• REQUIRED WORK:
Of the lines below, count those containing the word "text". Reply with the number alone.

• GIVEN INFORMATION:
•••
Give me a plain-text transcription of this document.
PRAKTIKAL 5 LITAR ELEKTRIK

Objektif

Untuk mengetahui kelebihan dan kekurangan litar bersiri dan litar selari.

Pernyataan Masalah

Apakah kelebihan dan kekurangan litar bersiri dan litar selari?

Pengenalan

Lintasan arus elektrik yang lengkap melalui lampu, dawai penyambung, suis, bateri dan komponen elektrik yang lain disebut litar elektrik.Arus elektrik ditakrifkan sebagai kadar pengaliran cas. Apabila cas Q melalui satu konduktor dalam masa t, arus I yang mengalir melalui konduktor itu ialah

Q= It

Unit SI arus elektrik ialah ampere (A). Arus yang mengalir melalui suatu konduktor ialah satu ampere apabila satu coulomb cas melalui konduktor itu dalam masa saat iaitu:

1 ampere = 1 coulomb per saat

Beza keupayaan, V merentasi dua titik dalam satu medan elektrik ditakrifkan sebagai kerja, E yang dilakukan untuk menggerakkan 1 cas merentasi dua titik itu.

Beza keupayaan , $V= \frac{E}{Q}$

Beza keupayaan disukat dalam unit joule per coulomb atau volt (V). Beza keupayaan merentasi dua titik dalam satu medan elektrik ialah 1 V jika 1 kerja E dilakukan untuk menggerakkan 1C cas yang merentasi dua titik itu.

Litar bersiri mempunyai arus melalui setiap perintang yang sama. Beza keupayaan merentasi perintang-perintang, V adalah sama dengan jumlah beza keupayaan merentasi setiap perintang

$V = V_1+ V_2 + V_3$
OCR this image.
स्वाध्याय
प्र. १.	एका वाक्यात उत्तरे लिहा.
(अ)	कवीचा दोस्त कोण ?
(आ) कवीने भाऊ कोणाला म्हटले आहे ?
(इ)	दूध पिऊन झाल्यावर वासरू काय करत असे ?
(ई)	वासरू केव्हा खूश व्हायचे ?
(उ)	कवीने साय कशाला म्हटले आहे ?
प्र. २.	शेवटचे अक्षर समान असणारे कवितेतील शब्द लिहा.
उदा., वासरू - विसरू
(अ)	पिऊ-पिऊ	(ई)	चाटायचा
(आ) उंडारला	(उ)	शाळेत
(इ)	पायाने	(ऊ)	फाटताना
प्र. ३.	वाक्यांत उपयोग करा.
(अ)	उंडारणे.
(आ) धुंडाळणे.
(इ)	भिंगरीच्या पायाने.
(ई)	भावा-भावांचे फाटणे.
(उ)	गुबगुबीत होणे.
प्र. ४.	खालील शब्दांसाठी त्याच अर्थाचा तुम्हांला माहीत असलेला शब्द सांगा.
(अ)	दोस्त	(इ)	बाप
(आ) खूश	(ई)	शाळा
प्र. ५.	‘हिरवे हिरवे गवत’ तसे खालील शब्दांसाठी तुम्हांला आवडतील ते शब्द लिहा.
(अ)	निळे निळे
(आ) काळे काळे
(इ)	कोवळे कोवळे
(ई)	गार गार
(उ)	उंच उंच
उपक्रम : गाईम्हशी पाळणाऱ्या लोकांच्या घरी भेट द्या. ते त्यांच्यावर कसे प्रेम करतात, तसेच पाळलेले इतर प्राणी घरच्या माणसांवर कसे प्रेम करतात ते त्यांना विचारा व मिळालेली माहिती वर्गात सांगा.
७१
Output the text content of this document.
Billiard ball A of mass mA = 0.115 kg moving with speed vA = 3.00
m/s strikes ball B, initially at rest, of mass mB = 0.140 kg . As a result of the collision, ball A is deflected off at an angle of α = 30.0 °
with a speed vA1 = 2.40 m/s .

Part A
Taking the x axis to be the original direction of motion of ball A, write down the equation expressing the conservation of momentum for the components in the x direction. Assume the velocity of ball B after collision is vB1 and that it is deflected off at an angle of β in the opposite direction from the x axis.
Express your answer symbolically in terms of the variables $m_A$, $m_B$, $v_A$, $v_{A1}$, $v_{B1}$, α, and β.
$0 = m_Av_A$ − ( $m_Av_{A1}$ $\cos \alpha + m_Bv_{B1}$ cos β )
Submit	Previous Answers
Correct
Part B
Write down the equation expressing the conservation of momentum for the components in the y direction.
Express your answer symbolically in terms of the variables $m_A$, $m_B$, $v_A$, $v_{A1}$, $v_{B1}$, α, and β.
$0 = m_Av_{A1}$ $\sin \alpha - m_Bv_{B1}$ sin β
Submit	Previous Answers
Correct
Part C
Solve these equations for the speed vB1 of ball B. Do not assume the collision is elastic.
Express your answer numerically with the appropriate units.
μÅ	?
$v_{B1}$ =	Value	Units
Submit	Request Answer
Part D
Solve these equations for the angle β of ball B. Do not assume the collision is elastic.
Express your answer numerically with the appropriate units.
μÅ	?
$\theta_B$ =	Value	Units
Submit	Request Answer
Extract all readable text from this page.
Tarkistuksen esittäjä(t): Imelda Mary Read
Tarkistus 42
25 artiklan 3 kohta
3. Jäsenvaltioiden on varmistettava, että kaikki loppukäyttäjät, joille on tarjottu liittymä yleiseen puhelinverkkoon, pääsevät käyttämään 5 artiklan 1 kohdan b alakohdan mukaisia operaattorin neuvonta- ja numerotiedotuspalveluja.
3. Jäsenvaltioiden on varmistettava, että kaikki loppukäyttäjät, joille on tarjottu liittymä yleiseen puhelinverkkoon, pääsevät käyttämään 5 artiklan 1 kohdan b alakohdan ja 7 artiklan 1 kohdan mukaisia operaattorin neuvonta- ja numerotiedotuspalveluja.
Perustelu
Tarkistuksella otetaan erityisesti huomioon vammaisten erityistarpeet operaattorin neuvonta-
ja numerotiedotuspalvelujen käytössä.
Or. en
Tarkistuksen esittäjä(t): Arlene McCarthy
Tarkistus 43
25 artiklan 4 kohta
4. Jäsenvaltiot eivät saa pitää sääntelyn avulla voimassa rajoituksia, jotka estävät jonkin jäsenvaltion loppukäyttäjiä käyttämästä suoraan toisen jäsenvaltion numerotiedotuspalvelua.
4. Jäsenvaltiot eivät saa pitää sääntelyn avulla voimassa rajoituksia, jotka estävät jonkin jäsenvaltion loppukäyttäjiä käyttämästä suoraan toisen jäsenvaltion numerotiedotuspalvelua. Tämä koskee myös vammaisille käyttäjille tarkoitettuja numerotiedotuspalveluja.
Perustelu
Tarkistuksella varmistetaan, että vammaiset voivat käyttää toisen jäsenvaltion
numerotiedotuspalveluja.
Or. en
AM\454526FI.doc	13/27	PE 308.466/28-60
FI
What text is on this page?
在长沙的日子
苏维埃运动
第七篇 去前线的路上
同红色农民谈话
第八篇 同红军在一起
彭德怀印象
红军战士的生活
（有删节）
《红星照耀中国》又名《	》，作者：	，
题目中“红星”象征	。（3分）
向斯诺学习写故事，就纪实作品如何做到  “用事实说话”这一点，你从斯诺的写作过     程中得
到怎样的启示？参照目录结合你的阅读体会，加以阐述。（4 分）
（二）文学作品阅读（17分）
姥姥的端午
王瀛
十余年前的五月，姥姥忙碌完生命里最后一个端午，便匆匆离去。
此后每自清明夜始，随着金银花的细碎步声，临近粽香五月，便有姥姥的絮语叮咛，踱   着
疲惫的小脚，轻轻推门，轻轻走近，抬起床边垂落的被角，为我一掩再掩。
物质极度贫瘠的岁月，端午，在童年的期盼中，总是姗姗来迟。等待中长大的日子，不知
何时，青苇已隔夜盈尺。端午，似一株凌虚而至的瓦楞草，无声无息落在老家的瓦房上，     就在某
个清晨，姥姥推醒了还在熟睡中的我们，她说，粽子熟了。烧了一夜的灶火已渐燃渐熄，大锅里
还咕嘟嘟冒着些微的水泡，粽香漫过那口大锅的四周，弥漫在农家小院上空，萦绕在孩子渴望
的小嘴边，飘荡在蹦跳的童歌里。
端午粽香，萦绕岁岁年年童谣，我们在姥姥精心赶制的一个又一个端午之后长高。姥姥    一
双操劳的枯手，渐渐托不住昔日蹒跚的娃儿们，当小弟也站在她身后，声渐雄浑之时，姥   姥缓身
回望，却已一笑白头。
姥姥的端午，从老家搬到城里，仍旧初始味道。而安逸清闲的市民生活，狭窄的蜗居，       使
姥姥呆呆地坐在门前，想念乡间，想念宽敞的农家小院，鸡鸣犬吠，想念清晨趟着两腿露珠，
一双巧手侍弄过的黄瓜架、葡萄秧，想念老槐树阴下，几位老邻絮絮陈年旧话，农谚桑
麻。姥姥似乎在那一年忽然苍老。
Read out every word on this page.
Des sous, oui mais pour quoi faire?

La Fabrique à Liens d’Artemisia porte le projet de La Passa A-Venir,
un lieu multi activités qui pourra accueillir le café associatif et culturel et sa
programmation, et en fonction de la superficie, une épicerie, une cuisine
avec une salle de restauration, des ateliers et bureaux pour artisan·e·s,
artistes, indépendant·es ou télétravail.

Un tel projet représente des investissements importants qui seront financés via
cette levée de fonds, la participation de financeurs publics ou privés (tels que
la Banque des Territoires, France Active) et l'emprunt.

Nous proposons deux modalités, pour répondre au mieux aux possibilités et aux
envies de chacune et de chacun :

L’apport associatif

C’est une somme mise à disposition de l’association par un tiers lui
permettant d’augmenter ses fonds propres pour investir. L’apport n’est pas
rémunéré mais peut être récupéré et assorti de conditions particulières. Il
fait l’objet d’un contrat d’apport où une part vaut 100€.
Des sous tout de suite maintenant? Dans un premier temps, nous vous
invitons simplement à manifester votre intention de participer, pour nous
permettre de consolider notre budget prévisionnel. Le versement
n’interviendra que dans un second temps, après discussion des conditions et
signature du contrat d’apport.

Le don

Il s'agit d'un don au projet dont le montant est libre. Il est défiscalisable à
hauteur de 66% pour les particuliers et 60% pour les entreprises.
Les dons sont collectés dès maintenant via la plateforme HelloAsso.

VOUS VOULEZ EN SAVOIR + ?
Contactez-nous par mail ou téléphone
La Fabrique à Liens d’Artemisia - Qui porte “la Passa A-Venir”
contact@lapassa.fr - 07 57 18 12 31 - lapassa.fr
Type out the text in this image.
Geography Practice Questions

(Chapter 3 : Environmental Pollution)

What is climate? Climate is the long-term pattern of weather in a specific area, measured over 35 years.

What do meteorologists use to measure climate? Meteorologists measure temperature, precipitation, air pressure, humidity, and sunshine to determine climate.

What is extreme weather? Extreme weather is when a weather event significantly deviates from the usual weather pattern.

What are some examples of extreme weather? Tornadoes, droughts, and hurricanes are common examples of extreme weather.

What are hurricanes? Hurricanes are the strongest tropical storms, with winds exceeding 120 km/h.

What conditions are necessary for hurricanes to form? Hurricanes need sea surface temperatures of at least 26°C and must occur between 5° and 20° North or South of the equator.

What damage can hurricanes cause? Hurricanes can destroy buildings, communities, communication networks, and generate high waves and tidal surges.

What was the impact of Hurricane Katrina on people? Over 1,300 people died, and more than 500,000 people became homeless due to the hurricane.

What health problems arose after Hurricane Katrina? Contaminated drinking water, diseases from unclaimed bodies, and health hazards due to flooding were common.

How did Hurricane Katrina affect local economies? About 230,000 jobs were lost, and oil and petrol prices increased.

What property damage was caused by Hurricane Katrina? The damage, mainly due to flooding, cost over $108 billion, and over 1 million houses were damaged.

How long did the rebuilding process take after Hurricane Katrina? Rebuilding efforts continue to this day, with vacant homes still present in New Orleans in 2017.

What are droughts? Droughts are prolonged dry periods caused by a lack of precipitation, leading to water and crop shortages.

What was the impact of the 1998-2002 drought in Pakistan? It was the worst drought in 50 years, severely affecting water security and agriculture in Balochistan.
•••
• TASK ANSWER:
5